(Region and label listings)
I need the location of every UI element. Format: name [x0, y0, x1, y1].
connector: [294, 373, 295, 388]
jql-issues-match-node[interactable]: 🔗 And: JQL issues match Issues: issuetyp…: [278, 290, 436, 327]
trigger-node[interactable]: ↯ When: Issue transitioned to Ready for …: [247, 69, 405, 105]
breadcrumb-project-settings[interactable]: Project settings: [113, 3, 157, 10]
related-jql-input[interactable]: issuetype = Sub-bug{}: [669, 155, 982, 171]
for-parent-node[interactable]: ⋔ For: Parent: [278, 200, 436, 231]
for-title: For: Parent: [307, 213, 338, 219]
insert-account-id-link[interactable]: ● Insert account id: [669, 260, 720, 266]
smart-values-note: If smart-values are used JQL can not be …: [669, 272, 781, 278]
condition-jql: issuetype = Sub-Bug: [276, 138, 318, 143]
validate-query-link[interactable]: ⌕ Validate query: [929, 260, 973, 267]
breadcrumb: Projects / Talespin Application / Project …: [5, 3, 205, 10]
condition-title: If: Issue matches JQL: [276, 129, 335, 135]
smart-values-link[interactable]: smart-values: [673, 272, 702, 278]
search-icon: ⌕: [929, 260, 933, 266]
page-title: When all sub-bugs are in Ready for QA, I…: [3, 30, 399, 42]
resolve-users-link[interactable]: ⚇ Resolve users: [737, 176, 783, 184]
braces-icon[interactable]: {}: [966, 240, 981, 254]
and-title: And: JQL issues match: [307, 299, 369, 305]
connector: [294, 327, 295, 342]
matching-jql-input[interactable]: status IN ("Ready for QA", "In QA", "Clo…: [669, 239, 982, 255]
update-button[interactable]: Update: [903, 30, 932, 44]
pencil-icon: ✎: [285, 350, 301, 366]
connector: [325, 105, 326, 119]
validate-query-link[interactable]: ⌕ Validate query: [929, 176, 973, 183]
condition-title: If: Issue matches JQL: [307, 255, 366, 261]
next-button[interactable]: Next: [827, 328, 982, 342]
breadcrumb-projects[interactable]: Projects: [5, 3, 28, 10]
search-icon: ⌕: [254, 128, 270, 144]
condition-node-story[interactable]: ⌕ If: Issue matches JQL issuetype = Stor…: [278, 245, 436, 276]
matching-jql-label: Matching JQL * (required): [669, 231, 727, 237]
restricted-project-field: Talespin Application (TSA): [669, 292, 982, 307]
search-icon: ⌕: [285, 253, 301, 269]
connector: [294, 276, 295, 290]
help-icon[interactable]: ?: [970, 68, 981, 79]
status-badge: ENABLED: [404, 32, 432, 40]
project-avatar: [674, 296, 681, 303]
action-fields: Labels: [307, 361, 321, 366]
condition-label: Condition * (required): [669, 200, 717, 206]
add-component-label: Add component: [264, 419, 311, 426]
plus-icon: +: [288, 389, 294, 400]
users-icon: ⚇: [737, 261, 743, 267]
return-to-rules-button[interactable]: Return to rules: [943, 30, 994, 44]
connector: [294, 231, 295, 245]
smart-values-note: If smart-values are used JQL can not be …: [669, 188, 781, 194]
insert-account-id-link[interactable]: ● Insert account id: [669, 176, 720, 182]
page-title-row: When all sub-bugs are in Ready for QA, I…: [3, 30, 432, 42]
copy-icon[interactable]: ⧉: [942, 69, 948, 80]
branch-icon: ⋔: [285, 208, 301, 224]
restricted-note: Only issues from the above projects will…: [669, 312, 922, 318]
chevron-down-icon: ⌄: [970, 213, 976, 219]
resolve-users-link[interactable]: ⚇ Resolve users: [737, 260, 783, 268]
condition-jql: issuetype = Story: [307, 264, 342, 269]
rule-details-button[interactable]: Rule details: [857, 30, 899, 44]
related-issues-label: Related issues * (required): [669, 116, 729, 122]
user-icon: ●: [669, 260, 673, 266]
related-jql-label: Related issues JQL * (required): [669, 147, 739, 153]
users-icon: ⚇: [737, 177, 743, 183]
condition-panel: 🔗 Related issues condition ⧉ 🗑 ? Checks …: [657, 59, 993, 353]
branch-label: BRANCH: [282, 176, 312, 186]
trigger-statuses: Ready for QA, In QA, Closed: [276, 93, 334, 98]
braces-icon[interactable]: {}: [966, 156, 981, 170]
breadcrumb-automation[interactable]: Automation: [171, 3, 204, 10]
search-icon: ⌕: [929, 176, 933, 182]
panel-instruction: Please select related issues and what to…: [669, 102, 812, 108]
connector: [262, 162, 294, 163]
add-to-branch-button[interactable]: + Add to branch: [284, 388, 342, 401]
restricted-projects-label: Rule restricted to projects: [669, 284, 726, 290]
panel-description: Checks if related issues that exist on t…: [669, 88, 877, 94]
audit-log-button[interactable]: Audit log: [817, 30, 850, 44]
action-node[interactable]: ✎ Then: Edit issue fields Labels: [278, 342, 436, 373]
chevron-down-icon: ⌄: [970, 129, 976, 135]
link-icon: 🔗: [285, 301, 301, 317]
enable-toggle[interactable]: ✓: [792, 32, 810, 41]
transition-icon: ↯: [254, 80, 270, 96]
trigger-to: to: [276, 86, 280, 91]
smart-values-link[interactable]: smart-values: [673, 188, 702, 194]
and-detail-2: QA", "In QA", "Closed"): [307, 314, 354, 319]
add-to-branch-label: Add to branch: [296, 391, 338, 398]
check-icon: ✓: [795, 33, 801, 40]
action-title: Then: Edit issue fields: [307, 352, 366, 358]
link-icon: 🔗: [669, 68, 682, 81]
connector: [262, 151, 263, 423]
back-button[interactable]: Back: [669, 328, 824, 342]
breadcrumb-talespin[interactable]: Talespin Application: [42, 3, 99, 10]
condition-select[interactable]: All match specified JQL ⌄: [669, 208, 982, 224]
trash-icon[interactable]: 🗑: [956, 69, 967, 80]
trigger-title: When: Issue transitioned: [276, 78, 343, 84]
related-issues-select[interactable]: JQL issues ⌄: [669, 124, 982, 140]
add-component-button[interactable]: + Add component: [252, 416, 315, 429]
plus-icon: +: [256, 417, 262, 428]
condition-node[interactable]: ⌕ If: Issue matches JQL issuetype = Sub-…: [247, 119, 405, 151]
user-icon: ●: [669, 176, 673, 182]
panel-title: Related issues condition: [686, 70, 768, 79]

[Work to be completed]: Switch "Validate query" to "Check query" in the records from the start through the line containing "restricted-project-field: Talespin Application", and write those lines out again with nothing else altered.

[Task response]:
I need the location of every UI element. Format: name [x0, y0, x1, y1].
connector: [294, 373, 295, 388]
jql-issues-match-node[interactable]: 🔗 And: JQL issues match Issues: issuetyp…: [278, 290, 436, 327]
trigger-node[interactable]: ↯ When: Issue transitioned to Ready for …: [247, 69, 405, 105]
breadcrumb-project-settings[interactable]: Project settings: [113, 3, 157, 10]
related-jql-input[interactable]: issuetype = Sub-bug{}: [669, 155, 982, 171]
for-parent-node[interactable]: ⋔ For: Parent: [278, 200, 436, 231]
for-title: For: Parent: [307, 213, 338, 219]
insert-account-id-link[interactable]: ● Insert account id: [669, 260, 720, 266]
smart-values-note: If smart-values are used JQL can not be …: [669, 272, 781, 278]
condition-jql: issuetype = Sub-Bug: [276, 138, 318, 143]
validate-query-link[interactable]: ⌕ Check query: [929, 260, 973, 267]
breadcrumb: Projects / Talespin Application / Project …: [5, 3, 205, 10]
condition-title: If: Issue matches JQL: [276, 129, 335, 135]
smart-values-link[interactable]: smart-values: [673, 272, 702, 278]
search-icon: ⌕: [929, 260, 933, 266]
page-title: When all sub-bugs are in Ready for QA, I…: [3, 30, 399, 42]
resolve-users-link[interactable]: ⚇ Resolve users: [737, 176, 783, 184]
braces-icon[interactable]: {}: [966, 240, 981, 254]
and-title: And: JQL issues match: [307, 299, 369, 305]
connector: [294, 327, 295, 342]
matching-jql-input[interactable]: status IN ("Ready for QA", "In QA", "Clo…: [669, 239, 982, 255]
update-button[interactable]: Update: [903, 30, 932, 44]
pencil-icon: ✎: [285, 350, 301, 366]
connector: [325, 105, 326, 119]
validate-query-link[interactable]: ⌕ Check query: [929, 176, 973, 183]
condition-title: If: Issue matches JQL: [307, 255, 366, 261]
next-button[interactable]: Next: [827, 328, 982, 342]
breadcrumb-projects[interactable]: Projects: [5, 3, 28, 10]
search-icon: ⌕: [254, 128, 270, 144]
condition-node-story[interactable]: ⌕ If: Issue matches JQL issuetype = Stor…: [278, 245, 436, 276]
matching-jql-label: Matching JQL * (required): [669, 231, 727, 237]
restricted-project-field: Talespin Application (TSA): [669, 292, 982, 307]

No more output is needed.